Input data:
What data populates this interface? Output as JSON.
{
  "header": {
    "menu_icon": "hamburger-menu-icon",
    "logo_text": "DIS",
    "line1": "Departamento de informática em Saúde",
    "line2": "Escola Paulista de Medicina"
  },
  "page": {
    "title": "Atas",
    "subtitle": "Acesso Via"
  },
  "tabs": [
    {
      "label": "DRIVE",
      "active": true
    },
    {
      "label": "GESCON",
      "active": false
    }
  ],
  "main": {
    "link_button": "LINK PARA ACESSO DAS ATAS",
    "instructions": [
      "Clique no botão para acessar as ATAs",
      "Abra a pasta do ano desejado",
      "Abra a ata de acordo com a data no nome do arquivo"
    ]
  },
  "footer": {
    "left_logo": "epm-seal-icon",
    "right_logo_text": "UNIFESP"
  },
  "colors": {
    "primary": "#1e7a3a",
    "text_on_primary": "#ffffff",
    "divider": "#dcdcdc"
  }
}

What is expected:
Please reproduce every line of the material word for word.

Finished task:
What data populates this interface? Output as JSON.
{
  "header": {
    "menu_icon": "hamburger-menu-icon",
    "logo_text": "DIS",
    "line1": "Departamento de informática em Saúde",
    "line2": "Escola Paulista de Medicina"
  },
  "page": {
    "title": "Atas",
    "subtitle": "Acesso Via"
  },
  "tabs": [
    {
      "label": "DRIVE",
      "active": true
    },
    {
      "label": "GESCON",
      "active": false
    }
  ],
  "main": {
    "link_button": "LINK PARA ACESSO DAS ATAS",
    "instructions": [
      "Clique no botão para acessar as ATAs",
      "Abra a pasta do ano desejado",
      "Abra a ata de acordo com a data no nome do arquivo"
    ]
  },
  "footer": {
    "left_logo": "epm-seal-icon",
    "right_logo_text": "UNIFESP"
  },
  "colors": {
    "primary": "#1e7a3a",
    "text_on_primary": "#ffffff",
    "divider": "#dcdcdc"
  }
}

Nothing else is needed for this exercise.